[Entries from a dataset]
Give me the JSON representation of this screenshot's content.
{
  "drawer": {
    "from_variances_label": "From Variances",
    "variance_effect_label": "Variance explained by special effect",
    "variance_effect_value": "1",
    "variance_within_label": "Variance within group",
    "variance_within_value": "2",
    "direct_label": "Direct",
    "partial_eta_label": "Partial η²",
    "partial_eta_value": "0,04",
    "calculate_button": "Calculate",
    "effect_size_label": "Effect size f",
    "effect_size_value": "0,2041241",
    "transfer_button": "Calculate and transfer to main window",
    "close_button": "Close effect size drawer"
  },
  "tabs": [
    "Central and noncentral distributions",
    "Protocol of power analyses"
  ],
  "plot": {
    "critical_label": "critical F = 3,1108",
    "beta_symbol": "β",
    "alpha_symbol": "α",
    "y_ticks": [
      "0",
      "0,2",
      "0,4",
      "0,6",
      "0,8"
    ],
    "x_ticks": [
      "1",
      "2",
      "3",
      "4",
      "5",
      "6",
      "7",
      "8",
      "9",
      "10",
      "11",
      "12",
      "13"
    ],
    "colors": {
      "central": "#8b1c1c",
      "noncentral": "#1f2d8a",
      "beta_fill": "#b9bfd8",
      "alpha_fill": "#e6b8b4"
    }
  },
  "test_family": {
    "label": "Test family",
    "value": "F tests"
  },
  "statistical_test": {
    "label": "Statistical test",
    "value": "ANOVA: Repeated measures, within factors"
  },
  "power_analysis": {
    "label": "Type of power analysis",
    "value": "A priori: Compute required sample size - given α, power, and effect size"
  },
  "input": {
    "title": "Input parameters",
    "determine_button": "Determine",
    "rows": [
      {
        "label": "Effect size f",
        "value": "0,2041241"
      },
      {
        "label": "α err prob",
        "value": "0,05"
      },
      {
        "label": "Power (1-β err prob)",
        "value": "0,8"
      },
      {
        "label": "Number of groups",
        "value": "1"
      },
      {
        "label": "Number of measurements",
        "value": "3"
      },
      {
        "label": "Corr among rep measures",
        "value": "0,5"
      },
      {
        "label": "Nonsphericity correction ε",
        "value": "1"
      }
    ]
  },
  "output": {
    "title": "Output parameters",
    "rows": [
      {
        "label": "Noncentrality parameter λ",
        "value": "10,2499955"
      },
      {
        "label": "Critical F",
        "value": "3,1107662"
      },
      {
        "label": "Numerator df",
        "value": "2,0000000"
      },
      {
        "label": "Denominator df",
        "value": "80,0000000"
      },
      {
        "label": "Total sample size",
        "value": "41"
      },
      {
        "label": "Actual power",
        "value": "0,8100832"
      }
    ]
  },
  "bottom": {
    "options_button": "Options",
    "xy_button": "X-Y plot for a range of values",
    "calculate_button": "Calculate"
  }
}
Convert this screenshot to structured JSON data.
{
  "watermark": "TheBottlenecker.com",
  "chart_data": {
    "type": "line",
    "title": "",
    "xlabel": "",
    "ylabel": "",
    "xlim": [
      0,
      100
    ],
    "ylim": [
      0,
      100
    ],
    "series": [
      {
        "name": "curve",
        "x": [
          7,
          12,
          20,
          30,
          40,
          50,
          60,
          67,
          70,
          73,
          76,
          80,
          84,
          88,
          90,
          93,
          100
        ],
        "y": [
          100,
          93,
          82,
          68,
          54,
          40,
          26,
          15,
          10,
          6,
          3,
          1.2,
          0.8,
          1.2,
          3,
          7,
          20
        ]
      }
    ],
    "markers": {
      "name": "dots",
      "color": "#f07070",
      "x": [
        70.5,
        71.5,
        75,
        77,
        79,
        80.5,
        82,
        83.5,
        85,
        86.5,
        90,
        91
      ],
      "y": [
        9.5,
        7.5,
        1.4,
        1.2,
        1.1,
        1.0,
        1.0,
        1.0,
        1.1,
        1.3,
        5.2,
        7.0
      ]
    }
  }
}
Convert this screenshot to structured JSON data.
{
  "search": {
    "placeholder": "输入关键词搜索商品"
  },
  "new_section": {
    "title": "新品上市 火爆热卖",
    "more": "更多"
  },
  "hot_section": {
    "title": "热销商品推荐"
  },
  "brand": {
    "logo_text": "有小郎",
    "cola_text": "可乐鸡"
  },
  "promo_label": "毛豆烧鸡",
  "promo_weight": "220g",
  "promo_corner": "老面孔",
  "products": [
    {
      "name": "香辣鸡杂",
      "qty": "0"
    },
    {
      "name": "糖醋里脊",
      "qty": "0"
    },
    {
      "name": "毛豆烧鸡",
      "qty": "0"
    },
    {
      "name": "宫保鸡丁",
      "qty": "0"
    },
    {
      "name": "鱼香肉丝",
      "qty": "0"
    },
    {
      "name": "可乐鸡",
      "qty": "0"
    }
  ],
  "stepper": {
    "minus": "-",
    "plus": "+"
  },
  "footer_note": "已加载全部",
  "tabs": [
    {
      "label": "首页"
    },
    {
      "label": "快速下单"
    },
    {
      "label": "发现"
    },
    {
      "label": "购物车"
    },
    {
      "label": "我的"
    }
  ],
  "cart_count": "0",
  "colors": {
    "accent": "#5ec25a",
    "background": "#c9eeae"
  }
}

* [Exercise details] Filter out all lines lacking the word "Number" and copy the rest.

* [Complete answer]
        "label": "Number of groups",
        "label": "Number of measurements",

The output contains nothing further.